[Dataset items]
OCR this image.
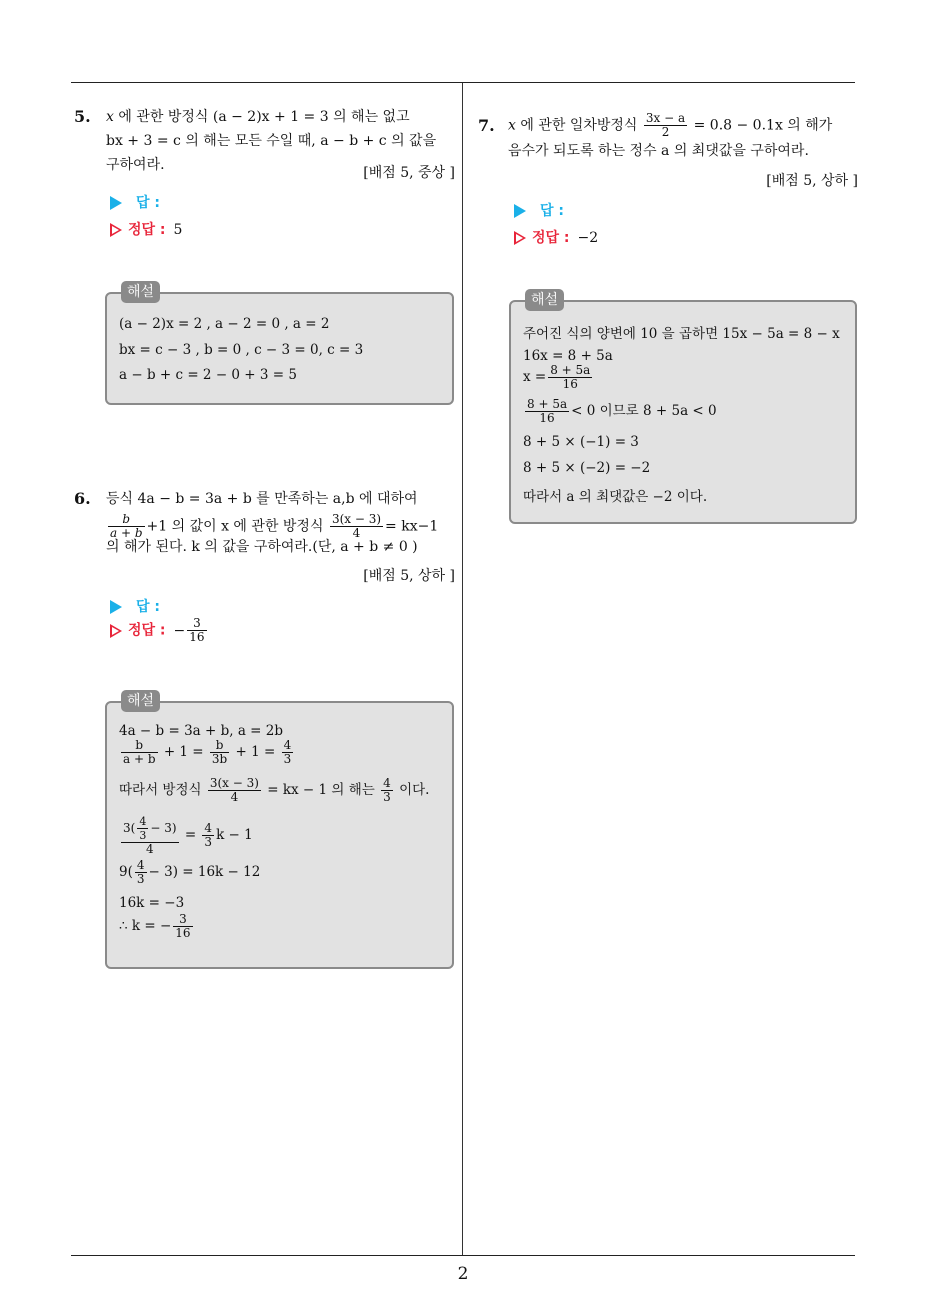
2
5. x 에 관한 방정식 (a − 2)x + 1 = 3 의 해는 없고
bx + 3 = c 의 해는 모든 수일 때, a − b + c 의 값을
구하여라.	[배점 5, 중상 ]
답 :
정답 : 5
해설
(a − 2)x = 2 , a − 2 = 0 , a = 2
bx = c − 3 , b = 0 , c − 3 = 0, c = 3
a − b + c = 2 − 0 + 3 = 5
6. 등식 4a − b = 3a + b 를 만족하는 a,b 에 대하여
$\frac{b}{a + b} +1$ 의 값이 x 에 관한 방정식 $\frac{3(x - 3)}{4} = kx-1$
의 해가 된다. k 의 값을 구하여라.(단, a + b ≠ 0 )
[배점 5, 상하 ]
답 :
정답 : − $\frac{3}{16}$
해설
4a − b = 3a + b, a = 2b
$\frac{b}{a + b} + 1 = \frac{b}{3b} + 1 = \frac{4}{3}$
따라서 방정식 $\frac{3(x - 3)}{4}$ = kx − 1 의 해는 $\frac{4}{3}$ 이다.
$\frac{3( \frac{4}{3} - 3)}{4} = \frac{4}{3}$ k − 1
$9( \frac{4}{3} - 3) = 16k - 12$
16k = −3
∴ k = − $\frac{3}{16}$
7. x 에 관한 일차방정식 $\frac{3x - a}{2} = 0.8 - 0.1x$ 의 해가
음수가 되도록 하는 정수 a 의 최댓값을 구하여라.
[배점 5, 상하 ]
답 :
정답 : −2
해설
주어진 식의 양변에 10 을 곱하면 15x − 5a = 8 − x
16x = 8 + 5a
$x = \frac{8 + 5a}{16}$
$\frac{8 + 5a}{16} < 0$ 이므로 8 + 5a < 0
8 + 5 × (−1) = 3
8 + 5 × (−2) = −2
따라서 a 의 최댓값은 −2 이다.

§ **INSTRUCTIONS FOR THE TASK**
Leave the pictures out, and transcribe each of the records exactly.

§ **TASK OUTPUT**
OCR this image.
2
5. x 에 관한 방정식 (a − 2)x + 1 = 3 의 해는 없고
bx + 3 = c 의 해는 모든 수일 때, a − b + c 의 값을
구하여라.	[배점 5, 중상 ]
답 :
정답 : 5
해설
(a − 2)x = 2 , a − 2 = 0 , a = 2
bx = c − 3 , b = 0 , c − 3 = 0, c = 3
a − b + c = 2 − 0 + 3 = 5
6. 등식 4a − b = 3a + b 를 만족하는 a,b 에 대하여
$\frac{b}{a + b} +1$ 의 값이 x 에 관한 방정식 $\frac{3(x - 3)}{4} = kx-1$
의 해가 된다. k 의 값을 구하여라.(단, a + b ≠ 0 )
[배점 5, 상하 ]
답 :
정답 : − $\frac{3}{16}$
해설
4a − b = 3a + b, a = 2b
$\frac{b}{a + b} + 1 = \frac{b}{3b} + 1 = \frac{4}{3}$
따라서 방정식 $\frac{3(x - 3)}{4}$ = kx − 1 의 해는 $\frac{4}{3}$ 이다.
$\frac{3( \frac{4}{3} - 3)}{4} = \frac{4}{3}$ k − 1
$9( \frac{4}{3} - 3) = 16k - 12$
16k = −3
∴ k = − $\frac{3}{16}$
7. x 에 관한 일차방정식 $\frac{3x - a}{2} = 0.8 - 0.1x$ 의 해가
음수가 되도록 하는 정수 a 의 최댓값을 구하여라.
[배점 5, 상하 ]
답 :
정답 : −2
해설
주어진 식의 양변에 10 을 곱하면 15x − 5a = 8 − x
16x = 8 + 5a
$x = \frac{8 + 5a}{16}$
$\frac{8 + 5a}{16} < 0$ 이므로 8 + 5a < 0
8 + 5 × (−1) = 3
8 + 5 × (−2) = −2
따라서 a 의 최댓값은 −2 이다.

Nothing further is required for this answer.